• [What you have to do]: Locate all lines with the word "Euro". Copy them.

• [Information provided]:
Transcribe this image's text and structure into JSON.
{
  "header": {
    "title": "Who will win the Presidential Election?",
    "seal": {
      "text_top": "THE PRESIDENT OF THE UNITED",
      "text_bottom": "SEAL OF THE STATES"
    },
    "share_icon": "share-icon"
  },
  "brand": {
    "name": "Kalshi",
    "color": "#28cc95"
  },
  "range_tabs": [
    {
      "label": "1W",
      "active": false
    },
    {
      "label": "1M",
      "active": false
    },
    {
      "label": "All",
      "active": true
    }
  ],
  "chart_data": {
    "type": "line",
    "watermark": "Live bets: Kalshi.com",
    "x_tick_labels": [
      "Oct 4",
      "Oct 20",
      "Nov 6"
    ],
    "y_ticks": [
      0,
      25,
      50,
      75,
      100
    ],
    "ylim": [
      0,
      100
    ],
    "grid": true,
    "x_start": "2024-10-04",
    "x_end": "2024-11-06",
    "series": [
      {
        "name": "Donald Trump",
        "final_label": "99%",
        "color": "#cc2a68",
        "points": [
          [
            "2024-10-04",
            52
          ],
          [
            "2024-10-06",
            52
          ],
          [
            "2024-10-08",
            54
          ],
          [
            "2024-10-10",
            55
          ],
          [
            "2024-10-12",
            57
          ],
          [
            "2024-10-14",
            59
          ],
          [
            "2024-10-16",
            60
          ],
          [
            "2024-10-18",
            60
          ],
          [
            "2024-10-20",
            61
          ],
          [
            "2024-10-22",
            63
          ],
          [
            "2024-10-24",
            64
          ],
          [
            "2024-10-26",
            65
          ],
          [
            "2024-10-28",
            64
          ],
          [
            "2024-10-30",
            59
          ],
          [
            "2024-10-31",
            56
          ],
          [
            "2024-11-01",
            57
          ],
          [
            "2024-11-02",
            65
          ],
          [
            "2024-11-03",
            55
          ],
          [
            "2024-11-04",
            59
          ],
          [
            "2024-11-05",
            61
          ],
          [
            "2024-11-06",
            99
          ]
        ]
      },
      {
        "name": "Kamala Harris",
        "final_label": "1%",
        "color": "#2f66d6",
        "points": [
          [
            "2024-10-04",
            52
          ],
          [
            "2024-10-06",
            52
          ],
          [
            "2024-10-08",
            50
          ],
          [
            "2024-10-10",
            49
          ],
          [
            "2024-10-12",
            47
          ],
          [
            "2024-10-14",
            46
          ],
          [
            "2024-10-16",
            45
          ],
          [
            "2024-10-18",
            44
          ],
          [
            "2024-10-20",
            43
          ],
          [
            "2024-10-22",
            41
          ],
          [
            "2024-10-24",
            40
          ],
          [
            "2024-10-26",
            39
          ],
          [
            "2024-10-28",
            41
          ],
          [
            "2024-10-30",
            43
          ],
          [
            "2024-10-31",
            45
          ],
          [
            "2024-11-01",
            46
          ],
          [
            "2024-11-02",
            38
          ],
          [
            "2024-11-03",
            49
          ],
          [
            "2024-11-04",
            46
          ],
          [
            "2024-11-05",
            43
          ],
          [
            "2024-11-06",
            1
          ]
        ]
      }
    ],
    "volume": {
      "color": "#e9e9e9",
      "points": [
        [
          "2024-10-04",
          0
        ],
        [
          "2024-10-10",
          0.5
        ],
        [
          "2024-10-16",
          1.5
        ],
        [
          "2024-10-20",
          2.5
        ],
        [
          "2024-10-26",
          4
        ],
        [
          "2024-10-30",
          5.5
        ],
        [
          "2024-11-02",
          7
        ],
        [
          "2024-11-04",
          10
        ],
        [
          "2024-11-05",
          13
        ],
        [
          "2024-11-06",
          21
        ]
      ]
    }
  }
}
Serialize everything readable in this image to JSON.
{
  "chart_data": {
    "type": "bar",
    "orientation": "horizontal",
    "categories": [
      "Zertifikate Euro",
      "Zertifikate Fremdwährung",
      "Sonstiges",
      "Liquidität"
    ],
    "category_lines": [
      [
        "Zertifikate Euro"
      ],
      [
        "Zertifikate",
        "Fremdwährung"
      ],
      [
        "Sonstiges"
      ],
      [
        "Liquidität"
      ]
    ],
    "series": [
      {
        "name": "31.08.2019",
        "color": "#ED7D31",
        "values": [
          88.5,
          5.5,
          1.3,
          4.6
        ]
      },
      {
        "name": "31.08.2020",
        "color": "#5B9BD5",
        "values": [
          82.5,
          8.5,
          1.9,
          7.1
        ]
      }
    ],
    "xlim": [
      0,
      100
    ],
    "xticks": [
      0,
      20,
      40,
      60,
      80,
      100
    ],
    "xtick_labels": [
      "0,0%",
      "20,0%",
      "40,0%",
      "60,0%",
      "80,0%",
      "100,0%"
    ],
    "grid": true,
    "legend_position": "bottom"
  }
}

• [Answer to the exercise]:
      "Zertifikate Euro",
        "Zertifikate Euro"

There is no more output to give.